Dataset rows:
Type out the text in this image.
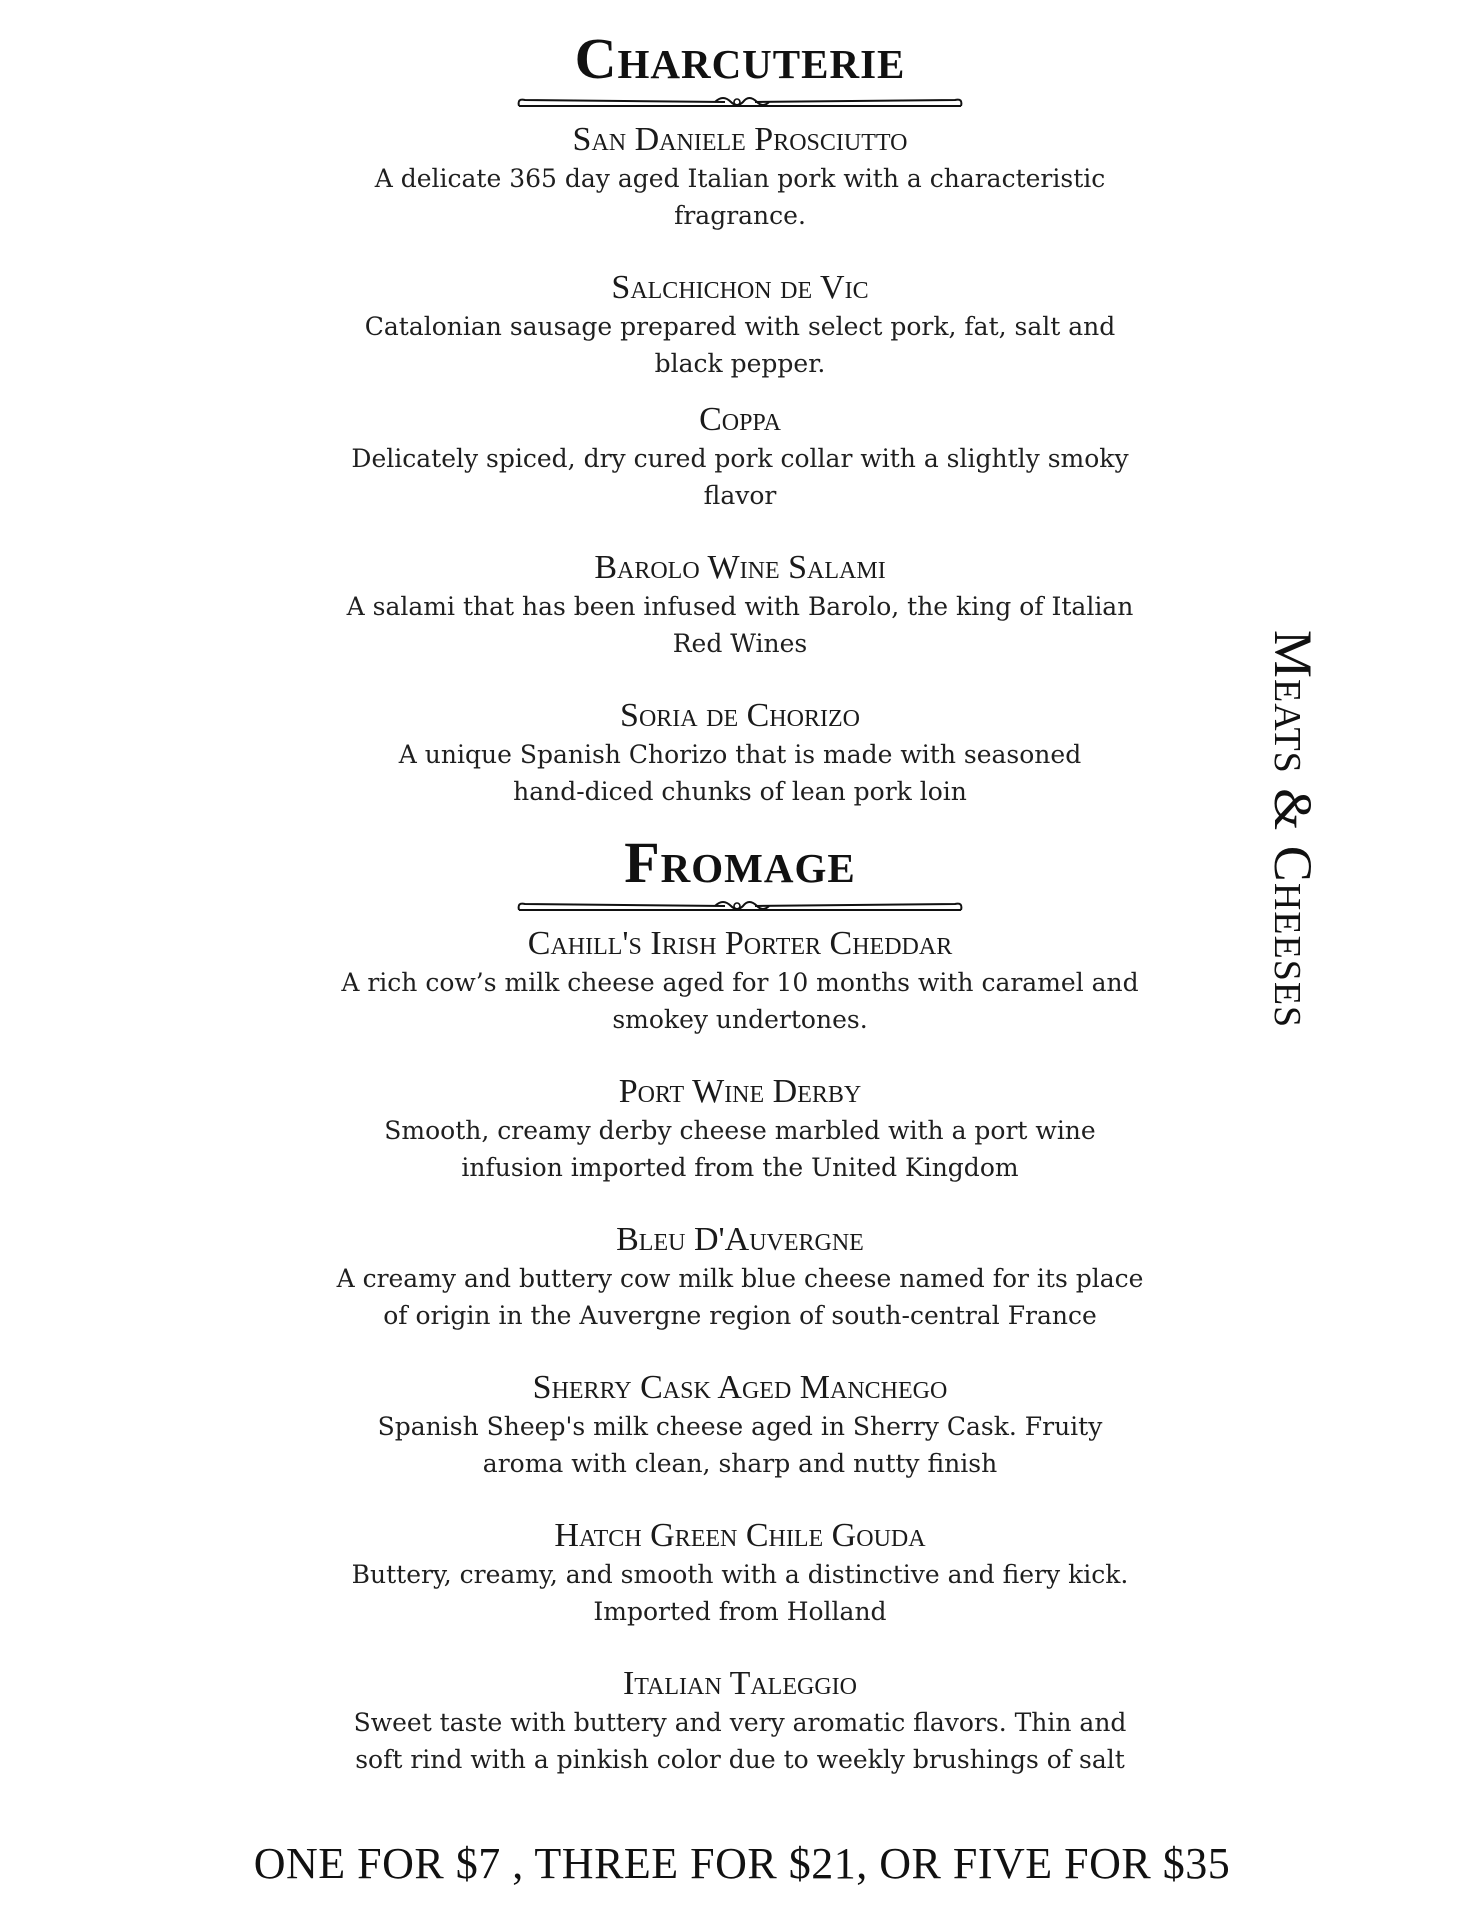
Charcuterie

San Daniele Prosciutto

A delicate 365 day aged Italian pork with a characteristic

fragrance.

Salchichon de Vic

Catalonian sausage prepared with select pork, fat, salt and

black pepper.

Coppa

Delicately spiced, dry cured pork collar with a slightly smoky

flavor

Barolo Wine Salami

A salami that has been infused with Barolo, the king of Italian

Red Wines

Soria de Chorizo

A unique Spanish Chorizo that is made with seasoned

hand-diced chunks of lean pork loin

Fromage

Cahill's Irish Porter Cheddar

A rich cow’s milk cheese aged for 10 months with caramel and

smokey undertones.

Port Wine Derby

Smooth, creamy derby cheese marbled with a port wine

infusion imported from the United Kingdom

Bleu D'Auvergne

A creamy and buttery cow milk blue cheese named for its place

of origin in the Auvergne region of south-central France

Sherry Cask Aged Manchego

Spanish Sheep's milk cheese aged in Sherry Cask. Fruity

aroma with clean, sharp and nutty finish

Hatch Green Chile Gouda

Buttery, creamy, and smooth with a distinctive and fiery kick.

Imported from Holland

Italian Taleggio

Sweet taste with buttery and very aromatic flavors. Thin and

soft rind with a pinkish color due to weekly brushings of salt

Meats & Cheeses
ONE FOR $7 , THREE FOR $21, OR FIVE FOR $35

## Job
Go over the records above and tally the lines with the word "Barolo" in them. Give the number alone.

## Output below
2